(Chart and figure data)

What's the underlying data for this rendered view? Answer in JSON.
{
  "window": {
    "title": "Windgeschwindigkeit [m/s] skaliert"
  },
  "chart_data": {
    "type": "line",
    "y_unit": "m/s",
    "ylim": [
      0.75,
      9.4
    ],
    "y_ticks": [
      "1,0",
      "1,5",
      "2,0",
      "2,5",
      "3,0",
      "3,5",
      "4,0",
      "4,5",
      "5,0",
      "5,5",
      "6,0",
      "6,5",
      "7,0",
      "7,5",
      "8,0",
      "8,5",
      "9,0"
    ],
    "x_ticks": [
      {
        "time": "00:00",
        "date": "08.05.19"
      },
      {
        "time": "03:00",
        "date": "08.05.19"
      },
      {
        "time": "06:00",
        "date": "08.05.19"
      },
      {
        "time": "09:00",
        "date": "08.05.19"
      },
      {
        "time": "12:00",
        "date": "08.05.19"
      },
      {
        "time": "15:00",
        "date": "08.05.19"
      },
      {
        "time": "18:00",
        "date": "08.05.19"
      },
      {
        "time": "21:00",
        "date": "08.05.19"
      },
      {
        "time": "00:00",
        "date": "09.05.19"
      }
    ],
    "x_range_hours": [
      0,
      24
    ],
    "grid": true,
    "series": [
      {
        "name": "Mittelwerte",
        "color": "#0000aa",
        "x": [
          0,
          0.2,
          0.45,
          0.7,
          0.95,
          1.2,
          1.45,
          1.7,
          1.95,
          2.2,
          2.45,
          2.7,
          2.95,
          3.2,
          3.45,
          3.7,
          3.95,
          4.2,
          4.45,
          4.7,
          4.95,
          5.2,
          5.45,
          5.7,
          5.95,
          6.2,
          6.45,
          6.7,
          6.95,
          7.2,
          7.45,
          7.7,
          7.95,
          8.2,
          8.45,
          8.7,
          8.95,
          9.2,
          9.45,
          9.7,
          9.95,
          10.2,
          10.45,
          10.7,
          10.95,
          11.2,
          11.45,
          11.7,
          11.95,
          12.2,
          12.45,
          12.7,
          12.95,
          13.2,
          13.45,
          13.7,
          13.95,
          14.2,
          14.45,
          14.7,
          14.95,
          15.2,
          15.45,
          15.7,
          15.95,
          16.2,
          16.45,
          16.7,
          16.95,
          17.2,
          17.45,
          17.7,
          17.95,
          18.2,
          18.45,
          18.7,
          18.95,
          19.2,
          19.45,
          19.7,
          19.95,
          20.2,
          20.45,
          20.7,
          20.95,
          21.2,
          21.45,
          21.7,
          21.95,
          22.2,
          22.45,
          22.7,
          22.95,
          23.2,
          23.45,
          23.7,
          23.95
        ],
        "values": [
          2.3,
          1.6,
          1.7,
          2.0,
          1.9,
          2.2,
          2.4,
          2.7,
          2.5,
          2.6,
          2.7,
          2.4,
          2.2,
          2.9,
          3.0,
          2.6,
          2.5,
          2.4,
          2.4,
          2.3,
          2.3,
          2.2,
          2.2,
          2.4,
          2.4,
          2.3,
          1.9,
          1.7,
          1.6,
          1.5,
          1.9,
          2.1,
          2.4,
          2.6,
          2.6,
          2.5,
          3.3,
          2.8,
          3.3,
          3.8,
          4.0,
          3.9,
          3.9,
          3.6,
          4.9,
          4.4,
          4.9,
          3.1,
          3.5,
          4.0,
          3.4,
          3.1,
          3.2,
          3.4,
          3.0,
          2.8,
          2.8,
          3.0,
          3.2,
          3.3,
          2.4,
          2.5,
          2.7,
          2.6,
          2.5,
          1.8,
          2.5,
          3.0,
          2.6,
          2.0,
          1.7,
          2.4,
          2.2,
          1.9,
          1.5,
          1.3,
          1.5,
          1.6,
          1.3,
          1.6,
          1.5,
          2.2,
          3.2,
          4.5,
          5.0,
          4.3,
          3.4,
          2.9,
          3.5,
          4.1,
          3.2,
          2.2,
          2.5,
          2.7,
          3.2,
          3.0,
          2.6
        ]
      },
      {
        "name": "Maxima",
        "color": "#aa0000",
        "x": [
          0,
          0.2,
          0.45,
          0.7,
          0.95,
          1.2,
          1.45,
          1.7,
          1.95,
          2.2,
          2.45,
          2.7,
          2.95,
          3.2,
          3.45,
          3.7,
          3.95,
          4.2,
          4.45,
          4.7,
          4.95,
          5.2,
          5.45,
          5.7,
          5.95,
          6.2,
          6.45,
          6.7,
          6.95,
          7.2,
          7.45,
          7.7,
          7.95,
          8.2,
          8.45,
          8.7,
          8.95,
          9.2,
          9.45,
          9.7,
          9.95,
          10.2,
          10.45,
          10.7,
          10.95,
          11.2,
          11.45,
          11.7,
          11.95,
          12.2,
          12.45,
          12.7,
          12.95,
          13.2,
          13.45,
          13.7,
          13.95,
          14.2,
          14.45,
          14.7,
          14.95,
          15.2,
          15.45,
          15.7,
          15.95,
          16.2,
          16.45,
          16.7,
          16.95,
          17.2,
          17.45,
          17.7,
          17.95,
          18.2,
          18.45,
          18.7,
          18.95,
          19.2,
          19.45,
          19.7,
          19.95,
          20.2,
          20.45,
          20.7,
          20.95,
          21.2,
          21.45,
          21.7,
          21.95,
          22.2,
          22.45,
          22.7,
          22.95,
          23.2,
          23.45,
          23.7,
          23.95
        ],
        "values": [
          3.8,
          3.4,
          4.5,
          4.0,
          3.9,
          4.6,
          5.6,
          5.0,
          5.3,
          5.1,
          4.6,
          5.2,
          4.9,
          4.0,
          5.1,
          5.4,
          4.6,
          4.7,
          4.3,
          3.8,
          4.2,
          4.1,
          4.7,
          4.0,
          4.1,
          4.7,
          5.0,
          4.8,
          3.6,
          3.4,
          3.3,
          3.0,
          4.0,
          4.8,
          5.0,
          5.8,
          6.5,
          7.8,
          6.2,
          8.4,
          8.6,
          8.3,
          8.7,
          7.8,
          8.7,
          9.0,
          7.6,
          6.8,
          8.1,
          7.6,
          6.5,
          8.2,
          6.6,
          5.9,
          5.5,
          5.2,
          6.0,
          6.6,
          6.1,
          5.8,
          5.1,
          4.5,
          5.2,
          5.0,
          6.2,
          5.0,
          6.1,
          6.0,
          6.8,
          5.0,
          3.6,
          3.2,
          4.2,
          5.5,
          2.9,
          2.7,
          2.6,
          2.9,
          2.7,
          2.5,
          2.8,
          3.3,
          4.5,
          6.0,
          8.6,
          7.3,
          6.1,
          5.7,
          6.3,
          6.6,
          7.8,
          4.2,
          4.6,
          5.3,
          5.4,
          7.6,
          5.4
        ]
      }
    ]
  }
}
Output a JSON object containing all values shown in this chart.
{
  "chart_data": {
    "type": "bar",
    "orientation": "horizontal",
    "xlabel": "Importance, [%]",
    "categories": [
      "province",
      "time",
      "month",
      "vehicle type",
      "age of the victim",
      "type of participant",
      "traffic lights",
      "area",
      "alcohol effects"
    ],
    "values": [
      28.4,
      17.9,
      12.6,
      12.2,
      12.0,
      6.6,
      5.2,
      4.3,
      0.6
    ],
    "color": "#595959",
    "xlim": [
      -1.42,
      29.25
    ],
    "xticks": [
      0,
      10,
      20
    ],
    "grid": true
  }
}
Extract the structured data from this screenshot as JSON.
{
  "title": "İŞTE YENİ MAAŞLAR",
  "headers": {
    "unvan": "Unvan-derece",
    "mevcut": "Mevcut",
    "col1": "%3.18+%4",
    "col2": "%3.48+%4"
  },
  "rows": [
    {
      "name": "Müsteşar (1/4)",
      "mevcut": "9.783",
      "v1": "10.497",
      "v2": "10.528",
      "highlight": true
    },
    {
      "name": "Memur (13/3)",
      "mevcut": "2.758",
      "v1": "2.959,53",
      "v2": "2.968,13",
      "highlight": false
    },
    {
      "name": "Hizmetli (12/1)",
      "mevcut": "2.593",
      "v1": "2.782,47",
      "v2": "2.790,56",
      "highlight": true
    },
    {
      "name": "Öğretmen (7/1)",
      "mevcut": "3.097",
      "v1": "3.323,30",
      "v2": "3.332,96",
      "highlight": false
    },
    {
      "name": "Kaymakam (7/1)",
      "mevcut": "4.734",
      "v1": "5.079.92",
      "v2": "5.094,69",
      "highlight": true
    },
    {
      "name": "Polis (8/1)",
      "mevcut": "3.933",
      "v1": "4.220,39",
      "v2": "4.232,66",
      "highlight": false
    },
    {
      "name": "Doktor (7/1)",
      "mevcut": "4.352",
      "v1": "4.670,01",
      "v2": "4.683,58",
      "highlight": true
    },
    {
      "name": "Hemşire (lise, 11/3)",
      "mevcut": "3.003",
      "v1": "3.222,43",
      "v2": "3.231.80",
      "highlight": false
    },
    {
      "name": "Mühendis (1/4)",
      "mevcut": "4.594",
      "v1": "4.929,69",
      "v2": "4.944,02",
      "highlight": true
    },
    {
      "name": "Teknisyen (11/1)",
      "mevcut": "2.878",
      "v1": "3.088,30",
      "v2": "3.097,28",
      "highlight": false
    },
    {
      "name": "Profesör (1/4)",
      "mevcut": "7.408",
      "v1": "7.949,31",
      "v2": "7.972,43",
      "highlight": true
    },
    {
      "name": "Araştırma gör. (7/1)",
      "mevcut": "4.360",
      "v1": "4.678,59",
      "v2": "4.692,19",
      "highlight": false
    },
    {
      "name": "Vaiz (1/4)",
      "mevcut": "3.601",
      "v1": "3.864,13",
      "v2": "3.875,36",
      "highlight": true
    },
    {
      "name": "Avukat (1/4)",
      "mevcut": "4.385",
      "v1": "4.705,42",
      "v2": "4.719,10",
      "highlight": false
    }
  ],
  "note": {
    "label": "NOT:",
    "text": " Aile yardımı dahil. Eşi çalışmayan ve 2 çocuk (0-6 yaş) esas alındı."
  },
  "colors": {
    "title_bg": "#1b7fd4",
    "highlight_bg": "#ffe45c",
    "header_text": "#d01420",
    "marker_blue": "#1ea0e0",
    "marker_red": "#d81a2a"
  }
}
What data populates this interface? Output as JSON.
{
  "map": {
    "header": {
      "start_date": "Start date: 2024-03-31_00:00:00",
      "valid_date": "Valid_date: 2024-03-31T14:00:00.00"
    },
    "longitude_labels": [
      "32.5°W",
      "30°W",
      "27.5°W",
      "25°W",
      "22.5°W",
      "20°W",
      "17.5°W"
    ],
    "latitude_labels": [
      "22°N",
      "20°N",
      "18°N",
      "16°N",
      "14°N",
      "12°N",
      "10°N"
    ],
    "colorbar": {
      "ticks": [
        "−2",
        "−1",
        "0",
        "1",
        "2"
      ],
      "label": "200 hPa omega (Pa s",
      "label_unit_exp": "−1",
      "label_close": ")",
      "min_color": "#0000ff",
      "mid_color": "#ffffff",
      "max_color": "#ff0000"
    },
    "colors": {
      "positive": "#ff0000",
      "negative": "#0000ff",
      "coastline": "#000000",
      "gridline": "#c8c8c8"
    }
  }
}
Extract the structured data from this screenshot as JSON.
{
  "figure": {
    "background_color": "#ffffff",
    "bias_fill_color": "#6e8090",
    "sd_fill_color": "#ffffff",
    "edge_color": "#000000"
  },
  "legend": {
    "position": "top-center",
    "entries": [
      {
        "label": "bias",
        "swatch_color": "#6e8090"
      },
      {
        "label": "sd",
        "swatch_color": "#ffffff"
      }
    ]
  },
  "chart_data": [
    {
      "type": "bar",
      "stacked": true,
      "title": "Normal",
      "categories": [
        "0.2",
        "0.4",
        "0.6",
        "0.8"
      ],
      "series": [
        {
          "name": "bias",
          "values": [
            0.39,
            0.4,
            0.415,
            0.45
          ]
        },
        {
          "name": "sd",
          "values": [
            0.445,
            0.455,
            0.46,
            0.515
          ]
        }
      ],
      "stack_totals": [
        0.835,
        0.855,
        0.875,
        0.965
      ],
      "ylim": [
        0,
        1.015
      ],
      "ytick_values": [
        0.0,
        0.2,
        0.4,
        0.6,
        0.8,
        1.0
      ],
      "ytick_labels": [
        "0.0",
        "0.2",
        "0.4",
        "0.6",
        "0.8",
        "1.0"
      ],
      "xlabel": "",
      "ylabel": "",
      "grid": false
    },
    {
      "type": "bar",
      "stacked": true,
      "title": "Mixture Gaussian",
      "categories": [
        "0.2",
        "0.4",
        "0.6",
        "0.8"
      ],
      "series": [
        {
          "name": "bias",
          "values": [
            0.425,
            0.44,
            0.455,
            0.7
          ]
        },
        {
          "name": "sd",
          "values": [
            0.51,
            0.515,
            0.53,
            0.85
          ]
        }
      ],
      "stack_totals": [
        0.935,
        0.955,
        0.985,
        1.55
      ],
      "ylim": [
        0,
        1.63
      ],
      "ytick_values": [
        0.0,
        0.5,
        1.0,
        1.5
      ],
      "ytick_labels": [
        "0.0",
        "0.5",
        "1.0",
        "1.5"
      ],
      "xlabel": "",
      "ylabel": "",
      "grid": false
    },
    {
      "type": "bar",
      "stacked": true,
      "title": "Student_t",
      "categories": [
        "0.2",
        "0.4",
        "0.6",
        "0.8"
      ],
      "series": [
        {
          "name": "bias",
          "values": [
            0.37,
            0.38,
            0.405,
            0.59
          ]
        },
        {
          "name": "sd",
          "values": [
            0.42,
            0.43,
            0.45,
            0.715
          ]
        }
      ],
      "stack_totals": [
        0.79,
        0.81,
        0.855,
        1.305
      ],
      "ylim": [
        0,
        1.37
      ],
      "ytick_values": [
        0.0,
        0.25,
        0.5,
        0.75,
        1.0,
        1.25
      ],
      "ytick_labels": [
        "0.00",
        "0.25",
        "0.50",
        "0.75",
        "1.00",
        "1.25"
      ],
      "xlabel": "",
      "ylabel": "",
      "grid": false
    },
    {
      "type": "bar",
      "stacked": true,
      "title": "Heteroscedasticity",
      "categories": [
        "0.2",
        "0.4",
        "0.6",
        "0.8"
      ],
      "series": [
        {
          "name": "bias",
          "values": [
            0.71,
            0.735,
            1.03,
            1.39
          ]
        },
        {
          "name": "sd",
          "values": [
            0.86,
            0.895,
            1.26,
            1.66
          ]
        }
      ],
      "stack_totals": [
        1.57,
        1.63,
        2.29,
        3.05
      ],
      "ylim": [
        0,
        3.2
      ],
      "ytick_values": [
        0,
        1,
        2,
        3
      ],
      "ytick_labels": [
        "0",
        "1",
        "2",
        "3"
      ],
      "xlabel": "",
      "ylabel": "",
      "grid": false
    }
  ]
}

Problem:
Gather up the lines containing the word "time" from these records and copy them.

Correct output:
        "time": "00:00",
        "time": "03:00",
        "time": "06:00",
        "time": "09:00",
        "time": "12:00",
        "time": "15:00",
        "time": "18:00",
        "time": "21:00",
        "time": "00:00",
      "time",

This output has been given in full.